▶ _WHAT YOU WILL DO_: Scan the data below for the string "screenshot". Copy every line where it appears.

(Dataset excerpts)

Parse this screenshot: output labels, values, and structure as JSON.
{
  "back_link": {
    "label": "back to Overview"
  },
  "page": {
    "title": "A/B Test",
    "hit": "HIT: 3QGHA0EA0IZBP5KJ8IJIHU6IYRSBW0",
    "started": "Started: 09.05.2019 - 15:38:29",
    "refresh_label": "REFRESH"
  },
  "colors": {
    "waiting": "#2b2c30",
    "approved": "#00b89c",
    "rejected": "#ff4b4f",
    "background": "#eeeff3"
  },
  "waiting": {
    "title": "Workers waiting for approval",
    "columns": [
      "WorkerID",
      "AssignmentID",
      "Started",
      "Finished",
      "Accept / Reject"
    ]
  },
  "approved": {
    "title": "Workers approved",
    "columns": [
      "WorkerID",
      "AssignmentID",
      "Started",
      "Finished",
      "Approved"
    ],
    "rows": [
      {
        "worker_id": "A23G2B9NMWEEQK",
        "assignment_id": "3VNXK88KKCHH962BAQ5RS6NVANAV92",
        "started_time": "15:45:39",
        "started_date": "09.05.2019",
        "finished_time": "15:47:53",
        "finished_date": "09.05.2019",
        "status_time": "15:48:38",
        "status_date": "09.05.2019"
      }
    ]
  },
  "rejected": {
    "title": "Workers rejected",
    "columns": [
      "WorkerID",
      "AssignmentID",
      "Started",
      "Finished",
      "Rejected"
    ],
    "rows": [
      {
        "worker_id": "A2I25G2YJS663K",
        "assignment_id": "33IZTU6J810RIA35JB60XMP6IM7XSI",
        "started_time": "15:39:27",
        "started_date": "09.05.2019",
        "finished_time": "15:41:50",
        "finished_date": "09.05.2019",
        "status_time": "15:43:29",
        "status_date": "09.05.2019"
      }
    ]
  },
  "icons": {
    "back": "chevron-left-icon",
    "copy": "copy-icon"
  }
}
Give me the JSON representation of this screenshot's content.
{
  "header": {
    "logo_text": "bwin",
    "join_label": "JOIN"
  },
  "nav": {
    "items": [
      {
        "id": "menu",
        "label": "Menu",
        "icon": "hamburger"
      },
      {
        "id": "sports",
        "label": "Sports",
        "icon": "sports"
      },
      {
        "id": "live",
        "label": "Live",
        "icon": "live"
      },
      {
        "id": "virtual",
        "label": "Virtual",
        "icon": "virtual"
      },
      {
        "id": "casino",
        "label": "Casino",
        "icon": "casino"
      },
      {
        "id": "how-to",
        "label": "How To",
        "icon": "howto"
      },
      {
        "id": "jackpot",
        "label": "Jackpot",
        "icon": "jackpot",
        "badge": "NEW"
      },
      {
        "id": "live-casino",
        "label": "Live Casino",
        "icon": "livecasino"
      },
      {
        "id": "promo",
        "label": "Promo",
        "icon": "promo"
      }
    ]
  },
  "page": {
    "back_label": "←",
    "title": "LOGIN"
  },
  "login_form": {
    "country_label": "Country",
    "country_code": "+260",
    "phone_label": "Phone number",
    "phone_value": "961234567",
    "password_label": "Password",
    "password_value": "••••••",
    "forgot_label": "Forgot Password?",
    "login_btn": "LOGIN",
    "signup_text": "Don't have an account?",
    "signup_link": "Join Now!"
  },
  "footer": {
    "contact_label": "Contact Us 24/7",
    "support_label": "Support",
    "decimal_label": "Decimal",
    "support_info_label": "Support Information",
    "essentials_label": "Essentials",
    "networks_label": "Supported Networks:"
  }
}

▶ _TASK SOLUTION_:
Parse this screenshot: output labels, values, and structure as JSON.
Give me the JSON representation of this screenshot's content.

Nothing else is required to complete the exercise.